BEGIN
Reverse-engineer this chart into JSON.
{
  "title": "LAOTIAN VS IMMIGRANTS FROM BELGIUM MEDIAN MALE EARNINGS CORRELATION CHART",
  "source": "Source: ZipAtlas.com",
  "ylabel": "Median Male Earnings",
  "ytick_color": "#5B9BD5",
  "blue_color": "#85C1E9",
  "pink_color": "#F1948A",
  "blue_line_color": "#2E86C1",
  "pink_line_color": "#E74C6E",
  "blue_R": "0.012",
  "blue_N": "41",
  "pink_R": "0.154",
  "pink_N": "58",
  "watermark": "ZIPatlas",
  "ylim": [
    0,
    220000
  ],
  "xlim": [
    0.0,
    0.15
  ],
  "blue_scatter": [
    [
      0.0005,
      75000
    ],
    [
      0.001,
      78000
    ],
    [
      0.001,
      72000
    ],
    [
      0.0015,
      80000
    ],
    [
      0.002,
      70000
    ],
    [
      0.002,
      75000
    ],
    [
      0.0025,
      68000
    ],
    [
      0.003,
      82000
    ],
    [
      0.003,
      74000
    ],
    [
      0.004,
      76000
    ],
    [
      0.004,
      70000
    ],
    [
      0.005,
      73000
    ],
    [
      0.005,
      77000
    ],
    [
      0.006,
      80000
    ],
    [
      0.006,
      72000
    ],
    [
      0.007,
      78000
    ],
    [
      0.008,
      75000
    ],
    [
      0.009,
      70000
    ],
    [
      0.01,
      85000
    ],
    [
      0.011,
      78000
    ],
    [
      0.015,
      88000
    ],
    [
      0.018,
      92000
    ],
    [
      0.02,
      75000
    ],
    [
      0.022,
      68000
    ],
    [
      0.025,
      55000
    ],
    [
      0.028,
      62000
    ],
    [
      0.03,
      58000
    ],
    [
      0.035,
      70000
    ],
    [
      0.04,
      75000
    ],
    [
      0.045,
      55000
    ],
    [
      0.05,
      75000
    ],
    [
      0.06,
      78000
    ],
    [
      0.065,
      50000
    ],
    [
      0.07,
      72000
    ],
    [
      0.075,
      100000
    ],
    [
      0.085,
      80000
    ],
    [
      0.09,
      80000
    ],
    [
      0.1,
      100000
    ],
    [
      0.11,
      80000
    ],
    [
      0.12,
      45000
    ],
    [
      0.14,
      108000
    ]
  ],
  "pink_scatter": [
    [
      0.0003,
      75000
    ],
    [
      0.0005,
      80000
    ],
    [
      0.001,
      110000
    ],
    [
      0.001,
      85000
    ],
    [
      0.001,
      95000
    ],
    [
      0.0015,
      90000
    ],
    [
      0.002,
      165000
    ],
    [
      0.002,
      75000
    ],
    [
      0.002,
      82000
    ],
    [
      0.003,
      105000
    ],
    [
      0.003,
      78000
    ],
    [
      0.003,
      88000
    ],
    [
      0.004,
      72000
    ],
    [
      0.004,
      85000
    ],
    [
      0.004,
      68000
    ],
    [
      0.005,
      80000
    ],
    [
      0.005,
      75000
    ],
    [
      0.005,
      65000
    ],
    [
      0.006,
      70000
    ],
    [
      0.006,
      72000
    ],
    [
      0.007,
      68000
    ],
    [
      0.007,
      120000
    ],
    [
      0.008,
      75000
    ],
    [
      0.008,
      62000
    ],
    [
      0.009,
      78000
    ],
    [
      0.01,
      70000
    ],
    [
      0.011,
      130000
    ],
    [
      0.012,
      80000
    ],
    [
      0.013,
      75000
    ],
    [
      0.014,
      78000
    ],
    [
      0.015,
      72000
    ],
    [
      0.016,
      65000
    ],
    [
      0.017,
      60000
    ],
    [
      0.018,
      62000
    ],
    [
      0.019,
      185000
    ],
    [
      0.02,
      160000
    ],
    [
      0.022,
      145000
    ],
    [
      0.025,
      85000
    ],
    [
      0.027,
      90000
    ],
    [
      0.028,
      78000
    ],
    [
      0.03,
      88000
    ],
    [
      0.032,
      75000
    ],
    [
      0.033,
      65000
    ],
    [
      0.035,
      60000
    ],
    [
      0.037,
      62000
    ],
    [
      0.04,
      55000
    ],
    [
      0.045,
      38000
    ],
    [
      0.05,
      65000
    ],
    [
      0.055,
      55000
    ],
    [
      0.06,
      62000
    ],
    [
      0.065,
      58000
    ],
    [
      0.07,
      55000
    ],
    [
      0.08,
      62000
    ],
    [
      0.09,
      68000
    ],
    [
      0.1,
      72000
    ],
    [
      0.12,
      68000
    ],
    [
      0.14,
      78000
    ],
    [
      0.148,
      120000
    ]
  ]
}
END
WRITTEN PROBLEM.
Using the data above, reproduce every line exactly.

SOLUTION FOR THIS TASK.
Reverse-engineer this chart into JSON.
{
  "title": "LAOTIAN VS IMMIGRANTS FROM BELGIUM MEDIAN MALE EARNINGS CORRELATION CHART",
  "source": "Source: ZipAtlas.com",
  "ylabel": "Median Male Earnings",
  "ytick_color": "#5B9BD5",
  "blue_color": "#85C1E9",
  "pink_color": "#F1948A",
  "blue_line_color": "#2E86C1",
  "pink_line_color": "#E74C6E",
  "blue_R": "0.012",
  "blue_N": "41",
  "pink_R": "0.154",
  "pink_N": "58",
  "watermark": "ZIPatlas",
  "ylim": [
    0,
    220000
  ],
  "xlim": [
    0.0,
    0.15
  ],
  "blue_scatter": [
    [
      0.0005,
      75000
    ],
    [
      0.001,
      78000
    ],
    [
      0.001,
      72000
    ],
    [
      0.0015,
      80000
    ],
    [
      0.002,
      70000
    ],
    [
      0.002,
      75000
    ],
    [
      0.0025,
      68000
    ],
    [
      0.003,
      82000
    ],
    [
      0.003,
      74000
    ],
    [
      0.004,
      76000
    ],
    [
      0.004,
      70000
    ],
    [
      0.005,
      73000
    ],
    [
      0.005,
      77000
    ],
    [
      0.006,
      80000
    ],
    [
      0.006,
      72000
    ],
    [
      0.007,
      78000
    ],
    [
      0.008,
      75000
    ],
    [
      0.009,
      70000
    ],
    [
      0.01,
      85000
    ],
    [
      0.011,
      78000
    ],
    [
      0.015,
      88000
    ],
    [
      0.018,
      92000
    ],
    [
      0.02,
      75000
    ],
    [
      0.022,
      68000
    ],
    [
      0.025,
      55000
    ],
    [
      0.028,
      62000
    ],
    [
      0.03,
      58000
    ],
    [
      0.035,
      70000
    ],
    [
      0.04,
      75000
    ],
    [
      0.045,
      55000
    ],
    [
      0.05,
      75000
    ],
    [
      0.06,
      78000
    ],
    [
      0.065,
      50000
    ],
    [
      0.07,
      72000
    ],
    [
      0.075,
      100000
    ],
    [
      0.085,
      80000
    ],
    [
      0.09,
      80000
    ],
    [
      0.1,
      100000
    ],
    [
      0.11,
      80000
    ],
    [
      0.12,
      45000
    ],
    [
      0.14,
      108000
    ]
  ],
  "pink_scatter": [
    [
      0.0003,
      75000
    ],
    [
      0.0005,
      80000
    ],
    [
      0.001,
      110000
    ],
    [
      0.001,
      85000
    ],
    [
      0.001,
      95000
    ],
    [
      0.0015,
      90000
    ],
    [
      0.002,
      165000
    ],
    [
      0.002,
      75000
    ],
    [
      0.002,
      82000
    ],
    [
      0.003,
      105000
    ],
    [
      0.003,
      78000
    ],
    [
      0.003,
      88000
    ],
    [
      0.004,
      72000
    ],
    [
      0.004,
      85000
    ],
    [
      0.004,
      68000
    ],
    [
      0.005,
      80000
    ],
    [
      0.005,
      75000
    ],
    [
      0.005,
      65000
    ],
    [
      0.006,
      70000
    ],
    [
      0.006,
      72000
    ],
    [
      0.007,
      68000
    ],
    [
      0.007,
      120000
    ],
    [
      0.008,
      75000
    ],
    [
      0.008,
      62000
    ],
    [
      0.009,
      78000
    ],
    [
      0.01,
      70000
    ],
    [
      0.011,
      130000
    ],
    [
      0.012,
      80000
    ],
    [
      0.013,
      75000
    ],
    [
      0.014,
      78000
    ],
    [
      0.015,
      72000
    ],
    [
      0.016,
      65000
    ],
    [
      0.017,
      60000
    ],
    [
      0.018,
      62000
    ],
    [
      0.019,
      185000
    ],
    [
      0.02,
      160000
    ],
    [
      0.022,
      145000
    ],
    [
      0.025,
      85000
    ],
    [
      0.027,
      90000
    ],
    [
      0.028,
      78000
    ],
    [
      0.03,
      88000
    ],
    [
      0.032,
      75000
    ],
    [
      0.033,
      65000
    ],
    [
      0.035,
      60000
    ],
    [
      0.037,
      62000
    ],
    [
      0.04,
      55000
    ],
    [
      0.045,
      38000
    ],
    [
      0.05,
      65000
    ],
    [
      0.055,
      55000
    ],
    [
      0.06,
      62000
    ],
    [
      0.065,
      58000
    ],
    [
      0.07,
      55000
    ],
    [
      0.08,
      62000
    ],
    [
      0.09,
      68000
    ],
    [
      0.1,
      72000
    ],
    [
      0.12,
      68000
    ],
    [
      0.14,
      78000
    ],
    [
      0.148,
      120000
    ]
  ]
}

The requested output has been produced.